SET PROBLEM: Check each line for the word "blue" and report how many have it. Give nothing else.

AVAILABLE DATA:
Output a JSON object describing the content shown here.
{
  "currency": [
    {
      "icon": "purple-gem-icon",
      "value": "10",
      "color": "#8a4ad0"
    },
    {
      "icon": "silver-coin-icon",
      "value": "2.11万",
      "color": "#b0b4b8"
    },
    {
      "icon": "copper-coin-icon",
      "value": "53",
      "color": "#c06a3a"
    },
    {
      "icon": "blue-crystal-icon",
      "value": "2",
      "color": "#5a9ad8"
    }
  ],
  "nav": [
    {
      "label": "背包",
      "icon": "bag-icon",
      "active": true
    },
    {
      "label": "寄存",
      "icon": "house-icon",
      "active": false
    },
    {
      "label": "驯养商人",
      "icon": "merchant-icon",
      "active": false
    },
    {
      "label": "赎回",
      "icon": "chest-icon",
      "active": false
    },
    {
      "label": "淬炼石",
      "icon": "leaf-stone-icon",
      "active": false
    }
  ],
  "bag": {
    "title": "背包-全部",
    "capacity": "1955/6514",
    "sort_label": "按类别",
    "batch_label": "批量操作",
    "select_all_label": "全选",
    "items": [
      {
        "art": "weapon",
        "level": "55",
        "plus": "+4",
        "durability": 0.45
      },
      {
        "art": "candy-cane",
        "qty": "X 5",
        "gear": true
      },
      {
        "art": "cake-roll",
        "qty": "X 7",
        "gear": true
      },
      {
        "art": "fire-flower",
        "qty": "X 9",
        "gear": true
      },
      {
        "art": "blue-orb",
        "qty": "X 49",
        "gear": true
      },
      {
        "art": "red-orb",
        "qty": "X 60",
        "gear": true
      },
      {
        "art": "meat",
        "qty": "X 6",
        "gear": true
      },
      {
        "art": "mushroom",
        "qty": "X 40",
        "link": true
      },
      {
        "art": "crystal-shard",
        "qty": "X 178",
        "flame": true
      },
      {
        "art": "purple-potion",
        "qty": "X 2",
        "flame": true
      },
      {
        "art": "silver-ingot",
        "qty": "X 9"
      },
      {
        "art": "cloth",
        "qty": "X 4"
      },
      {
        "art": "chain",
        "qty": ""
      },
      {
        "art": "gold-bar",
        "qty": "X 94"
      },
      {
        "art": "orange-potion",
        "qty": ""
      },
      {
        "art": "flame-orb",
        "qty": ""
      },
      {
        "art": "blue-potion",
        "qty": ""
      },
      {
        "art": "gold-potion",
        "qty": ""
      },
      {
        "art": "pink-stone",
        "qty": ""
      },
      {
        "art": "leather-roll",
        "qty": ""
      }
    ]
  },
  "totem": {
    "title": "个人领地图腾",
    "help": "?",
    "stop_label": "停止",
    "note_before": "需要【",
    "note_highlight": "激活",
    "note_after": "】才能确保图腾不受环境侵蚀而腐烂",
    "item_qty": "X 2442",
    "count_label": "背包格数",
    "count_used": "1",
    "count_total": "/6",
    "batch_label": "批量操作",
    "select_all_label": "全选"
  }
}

...

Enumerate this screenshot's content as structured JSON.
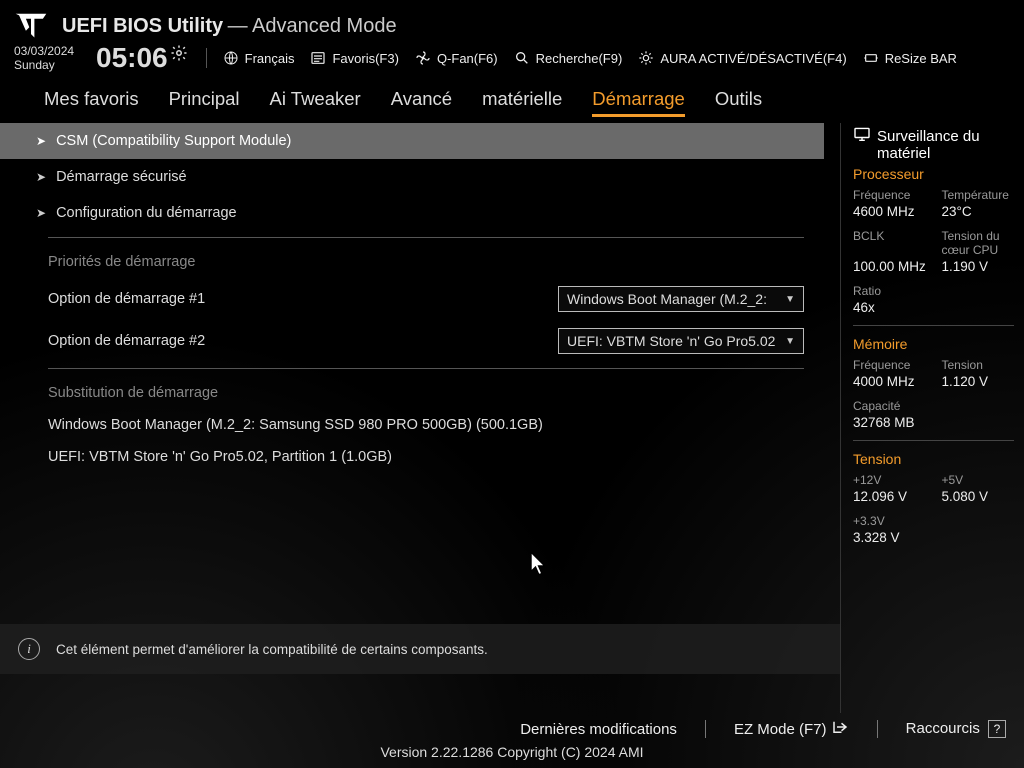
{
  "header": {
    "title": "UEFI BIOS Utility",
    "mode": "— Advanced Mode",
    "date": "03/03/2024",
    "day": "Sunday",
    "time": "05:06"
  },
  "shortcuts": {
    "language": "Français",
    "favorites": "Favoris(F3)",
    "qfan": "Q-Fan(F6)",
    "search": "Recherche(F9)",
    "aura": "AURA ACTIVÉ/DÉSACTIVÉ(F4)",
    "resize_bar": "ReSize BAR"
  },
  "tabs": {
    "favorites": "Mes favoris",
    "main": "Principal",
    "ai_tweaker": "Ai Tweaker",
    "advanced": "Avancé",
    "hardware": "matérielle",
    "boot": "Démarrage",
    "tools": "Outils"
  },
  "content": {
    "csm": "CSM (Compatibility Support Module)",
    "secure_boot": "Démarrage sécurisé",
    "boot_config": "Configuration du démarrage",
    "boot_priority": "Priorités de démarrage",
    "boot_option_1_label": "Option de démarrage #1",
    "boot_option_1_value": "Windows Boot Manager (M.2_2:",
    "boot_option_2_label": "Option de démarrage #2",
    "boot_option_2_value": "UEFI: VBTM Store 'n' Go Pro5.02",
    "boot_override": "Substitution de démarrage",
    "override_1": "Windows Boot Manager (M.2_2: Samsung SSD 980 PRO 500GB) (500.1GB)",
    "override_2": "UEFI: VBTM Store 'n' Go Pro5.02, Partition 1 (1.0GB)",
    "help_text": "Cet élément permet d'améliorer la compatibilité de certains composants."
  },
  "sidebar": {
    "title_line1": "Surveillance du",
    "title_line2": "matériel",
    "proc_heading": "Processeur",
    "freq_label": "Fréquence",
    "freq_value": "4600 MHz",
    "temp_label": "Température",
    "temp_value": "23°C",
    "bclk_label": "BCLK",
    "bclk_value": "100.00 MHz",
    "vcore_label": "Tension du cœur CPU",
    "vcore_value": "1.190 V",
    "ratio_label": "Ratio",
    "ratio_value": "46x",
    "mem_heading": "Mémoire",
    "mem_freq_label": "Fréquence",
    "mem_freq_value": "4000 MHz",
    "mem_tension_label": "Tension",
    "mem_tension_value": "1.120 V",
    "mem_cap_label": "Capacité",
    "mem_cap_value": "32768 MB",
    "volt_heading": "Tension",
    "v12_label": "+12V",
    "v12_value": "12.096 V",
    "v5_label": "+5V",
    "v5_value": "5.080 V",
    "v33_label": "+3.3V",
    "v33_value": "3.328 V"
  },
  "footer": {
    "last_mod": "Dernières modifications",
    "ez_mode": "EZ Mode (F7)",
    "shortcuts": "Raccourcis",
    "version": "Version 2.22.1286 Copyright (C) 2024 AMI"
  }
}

FULL ANSWER: 3